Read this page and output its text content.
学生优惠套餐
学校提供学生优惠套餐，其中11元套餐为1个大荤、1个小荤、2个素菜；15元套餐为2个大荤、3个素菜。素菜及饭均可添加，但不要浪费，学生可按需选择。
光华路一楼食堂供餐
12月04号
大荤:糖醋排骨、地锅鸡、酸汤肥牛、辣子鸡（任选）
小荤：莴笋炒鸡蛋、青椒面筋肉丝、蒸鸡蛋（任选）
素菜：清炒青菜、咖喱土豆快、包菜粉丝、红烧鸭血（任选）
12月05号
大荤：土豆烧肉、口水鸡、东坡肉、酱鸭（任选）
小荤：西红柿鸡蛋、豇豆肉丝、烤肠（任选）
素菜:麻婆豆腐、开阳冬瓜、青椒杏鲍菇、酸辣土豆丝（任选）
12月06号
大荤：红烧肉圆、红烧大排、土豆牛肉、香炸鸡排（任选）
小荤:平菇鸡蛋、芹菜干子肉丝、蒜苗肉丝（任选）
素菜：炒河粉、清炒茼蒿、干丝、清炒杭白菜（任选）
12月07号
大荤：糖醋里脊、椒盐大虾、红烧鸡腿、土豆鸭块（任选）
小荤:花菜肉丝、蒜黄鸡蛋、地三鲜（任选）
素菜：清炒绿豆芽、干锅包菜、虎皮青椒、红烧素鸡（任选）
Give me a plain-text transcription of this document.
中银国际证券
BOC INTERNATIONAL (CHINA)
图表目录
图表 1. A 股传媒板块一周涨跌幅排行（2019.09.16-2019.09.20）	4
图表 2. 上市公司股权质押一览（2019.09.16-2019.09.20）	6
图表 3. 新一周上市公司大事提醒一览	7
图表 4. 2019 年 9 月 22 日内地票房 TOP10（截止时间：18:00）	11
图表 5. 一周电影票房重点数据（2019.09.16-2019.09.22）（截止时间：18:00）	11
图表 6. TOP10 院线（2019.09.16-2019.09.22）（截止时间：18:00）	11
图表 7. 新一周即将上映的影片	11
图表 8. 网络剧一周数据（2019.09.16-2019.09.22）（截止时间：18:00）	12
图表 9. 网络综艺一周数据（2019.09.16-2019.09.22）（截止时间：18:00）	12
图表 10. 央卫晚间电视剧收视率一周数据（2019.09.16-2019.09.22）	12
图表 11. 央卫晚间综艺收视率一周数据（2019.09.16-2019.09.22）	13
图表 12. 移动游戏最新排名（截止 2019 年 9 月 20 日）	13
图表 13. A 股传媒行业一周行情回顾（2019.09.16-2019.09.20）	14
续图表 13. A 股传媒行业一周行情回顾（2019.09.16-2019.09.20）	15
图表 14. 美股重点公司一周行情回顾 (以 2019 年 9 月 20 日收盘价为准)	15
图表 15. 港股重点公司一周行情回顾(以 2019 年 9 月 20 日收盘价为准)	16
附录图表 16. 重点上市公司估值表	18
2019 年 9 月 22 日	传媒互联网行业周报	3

++++++++++

- **What is being asked**
Search the records for the word "日收盘价为准". Copy every line that has it.

- **Finished answer**
图表 14. 美股重点公司一周行情回顾 (以 2019 年 9 月 20 日收盘价为准)	15
图表 15. 港股重点公司一周行情回顾(以 2019 年 9 月 20 日收盘价为准)	16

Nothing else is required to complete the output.